- _TASK TO COMPLETE_:
All entries below are to be set down again, identical to the source.

- _PROVIDED INFORMATION_:
-- begin --

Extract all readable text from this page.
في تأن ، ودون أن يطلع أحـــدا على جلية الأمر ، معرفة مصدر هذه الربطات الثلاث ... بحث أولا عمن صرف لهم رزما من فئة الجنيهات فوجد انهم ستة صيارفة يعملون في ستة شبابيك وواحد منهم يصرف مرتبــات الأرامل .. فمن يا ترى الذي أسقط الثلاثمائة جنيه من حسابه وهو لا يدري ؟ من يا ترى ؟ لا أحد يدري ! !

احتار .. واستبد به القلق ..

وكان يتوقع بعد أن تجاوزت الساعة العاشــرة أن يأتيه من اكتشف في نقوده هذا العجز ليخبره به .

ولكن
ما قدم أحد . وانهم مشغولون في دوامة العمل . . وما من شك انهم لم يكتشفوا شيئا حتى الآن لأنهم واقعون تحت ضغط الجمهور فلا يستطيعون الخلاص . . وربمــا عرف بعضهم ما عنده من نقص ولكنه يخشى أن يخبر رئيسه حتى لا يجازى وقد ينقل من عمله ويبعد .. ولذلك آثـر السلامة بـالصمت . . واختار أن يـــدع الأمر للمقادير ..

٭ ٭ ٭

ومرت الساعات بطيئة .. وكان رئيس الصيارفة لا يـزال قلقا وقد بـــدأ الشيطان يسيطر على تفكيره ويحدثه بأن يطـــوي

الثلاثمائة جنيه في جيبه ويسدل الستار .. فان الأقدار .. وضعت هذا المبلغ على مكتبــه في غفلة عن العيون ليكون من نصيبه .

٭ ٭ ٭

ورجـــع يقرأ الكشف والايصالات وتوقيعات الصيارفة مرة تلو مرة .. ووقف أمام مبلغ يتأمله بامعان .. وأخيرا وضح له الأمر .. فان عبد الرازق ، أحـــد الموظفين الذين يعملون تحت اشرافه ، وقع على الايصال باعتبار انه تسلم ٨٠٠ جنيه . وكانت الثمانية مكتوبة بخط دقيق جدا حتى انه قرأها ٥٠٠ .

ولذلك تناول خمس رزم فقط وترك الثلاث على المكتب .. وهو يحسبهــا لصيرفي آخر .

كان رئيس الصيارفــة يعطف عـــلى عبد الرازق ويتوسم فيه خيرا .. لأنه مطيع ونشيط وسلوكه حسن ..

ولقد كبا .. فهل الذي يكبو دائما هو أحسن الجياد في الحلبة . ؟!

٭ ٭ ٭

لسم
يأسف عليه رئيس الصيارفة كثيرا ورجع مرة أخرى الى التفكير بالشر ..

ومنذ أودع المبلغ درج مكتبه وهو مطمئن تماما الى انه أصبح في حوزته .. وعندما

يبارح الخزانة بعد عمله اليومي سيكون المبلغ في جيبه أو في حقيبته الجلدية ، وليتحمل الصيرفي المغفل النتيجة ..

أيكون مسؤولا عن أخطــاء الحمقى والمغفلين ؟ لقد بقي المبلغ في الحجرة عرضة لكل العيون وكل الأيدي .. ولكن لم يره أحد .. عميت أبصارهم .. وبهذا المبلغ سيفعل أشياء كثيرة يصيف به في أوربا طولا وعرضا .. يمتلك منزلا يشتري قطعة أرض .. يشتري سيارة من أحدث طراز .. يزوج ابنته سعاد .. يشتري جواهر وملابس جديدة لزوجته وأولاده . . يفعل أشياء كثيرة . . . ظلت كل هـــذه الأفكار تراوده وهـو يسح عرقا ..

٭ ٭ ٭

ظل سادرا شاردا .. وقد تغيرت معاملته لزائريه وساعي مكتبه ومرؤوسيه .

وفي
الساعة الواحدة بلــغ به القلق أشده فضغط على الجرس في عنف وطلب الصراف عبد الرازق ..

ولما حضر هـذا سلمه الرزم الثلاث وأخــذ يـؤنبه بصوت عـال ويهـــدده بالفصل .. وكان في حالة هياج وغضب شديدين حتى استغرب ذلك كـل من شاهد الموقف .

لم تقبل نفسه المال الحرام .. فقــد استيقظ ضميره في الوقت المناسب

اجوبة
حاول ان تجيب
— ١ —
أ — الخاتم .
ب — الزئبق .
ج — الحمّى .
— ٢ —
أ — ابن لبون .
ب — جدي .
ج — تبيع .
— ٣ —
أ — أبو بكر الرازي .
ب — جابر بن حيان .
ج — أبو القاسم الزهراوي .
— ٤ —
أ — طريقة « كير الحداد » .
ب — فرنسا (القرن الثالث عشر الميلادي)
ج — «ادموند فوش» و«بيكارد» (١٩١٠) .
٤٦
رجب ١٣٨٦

-- end --

- _THE RESULT_:
Extract all readable text from this page.
في تأن ، ودون أن يطلع أحـــدا على جلية الأمر ، معرفة مصدر هذه الربطات الثلاث ... بحث أولا عمن صرف لهم رزما من فئة الجنيهات فوجد انهم ستة صيارفة يعملون في ستة شبابيك وواحد منهم يصرف مرتبــات الأرامل .. فمن يا ترى الذي أسقط الثلاثمائة جنيه من حسابه وهو لا يدري ؟ من يا ترى ؟ لا أحد يدري ! !

احتار .. واستبد به القلق ..

وكان يتوقع بعد أن تجاوزت الساعة العاشــرة أن يأتيه من اكتشف في نقوده هذا العجز ليخبره به .

ولكن
ما قدم أحد . وانهم مشغولون في دوامة العمل . . وما من شك انهم لم يكتشفوا شيئا حتى الآن لأنهم واقعون تحت ضغط الجمهور فلا يستطيعون الخلاص . . وربمــا عرف بعضهم ما عنده من نقص ولكنه يخشى أن يخبر رئيسه حتى لا يجازى وقد ينقل من عمله ويبعد .. ولذلك آثـر السلامة بـالصمت . . واختار أن يـــدع الأمر للمقادير ..

٭ ٭ ٭

ومرت الساعات بطيئة .. وكان رئيس الصيارفة لا يـزال قلقا وقد بـــدأ الشيطان يسيطر على تفكيره ويحدثه بأن يطـــوي

الثلاثمائة جنيه في جيبه ويسدل الستار .. فان الأقدار .. وضعت هذا المبلغ على مكتبــه في غفلة عن العيون ليكون من نصيبه .

٭ ٭ ٭

ورجـــع يقرأ الكشف والايصالات وتوقيعات الصيارفة مرة تلو مرة .. ووقف أمام مبلغ يتأمله بامعان .. وأخيرا وضح له الأمر .. فان عبد الرازق ، أحـــد الموظفين الذين يعملون تحت اشرافه ، وقع على الايصال باعتبار انه تسلم ٨٠٠ جنيه . وكانت الثمانية مكتوبة بخط دقيق جدا حتى انه قرأها ٥٠٠ .

ولذلك تناول خمس رزم فقط وترك الثلاث على المكتب .. وهو يحسبهــا لصيرفي آخر .

كان رئيس الصيارفــة يعطف عـــلى عبد الرازق ويتوسم فيه خيرا .. لأنه مطيع ونشيط وسلوكه حسن ..

ولقد كبا .. فهل الذي يكبو دائما هو أحسن الجياد في الحلبة . ؟!

٭ ٭ ٭

لسم
يأسف عليه رئيس الصيارفة كثيرا ورجع مرة أخرى الى التفكير بالشر ..

ومنذ أودع المبلغ درج مكتبه وهو مطمئن تماما الى انه أصبح في حوزته .. وعندما

يبارح الخزانة بعد عمله اليومي سيكون المبلغ في جيبه أو في حقيبته الجلدية ، وليتحمل الصيرفي المغفل النتيجة ..

أيكون مسؤولا عن أخطــاء الحمقى والمغفلين ؟ لقد بقي المبلغ في الحجرة عرضة لكل العيون وكل الأيدي .. ولكن لم يره أحد .. عميت أبصارهم .. وبهذا المبلغ سيفعل أشياء كثيرة يصيف به في أوربا طولا وعرضا .. يمتلك منزلا يشتري قطعة أرض .. يشتري سيارة من أحدث طراز .. يزوج ابنته سعاد .. يشتري جواهر وملابس جديدة لزوجته وأولاده . . يفعل أشياء كثيرة . . . ظلت كل هـــذه الأفكار تراوده وهـو يسح عرقا ..

٭ ٭ ٭

ظل سادرا شاردا .. وقد تغيرت معاملته لزائريه وساعي مكتبه ومرؤوسيه .

وفي
الساعة الواحدة بلــغ به القلق أشده فضغط على الجرس في عنف وطلب الصراف عبد الرازق ..

ولما حضر هـذا سلمه الرزم الثلاث وأخــذ يـؤنبه بصوت عـال ويهـــدده بالفصل .. وكان في حالة هياج وغضب شديدين حتى استغرب ذلك كـل من شاهد الموقف .

لم تقبل نفسه المال الحرام .. فقــد استيقظ ضميره في الوقت المناسب

اجوبة
حاول ان تجيب
— ١ —
أ — الخاتم .
ب — الزئبق .
ج — الحمّى .
— ٢ —
أ — ابن لبون .
ب — جدي .
ج — تبيع .
— ٣ —
أ — أبو بكر الرازي .
ب — جابر بن حيان .
ج — أبو القاسم الزهراوي .
— ٤ —
أ — طريقة « كير الحداد » .
ب — فرنسا (القرن الثالث عشر الميلادي)
ج — «ادموند فوش» و«بيكارد» (١٩١٠) .
٤٦
رجب ١٣٨٦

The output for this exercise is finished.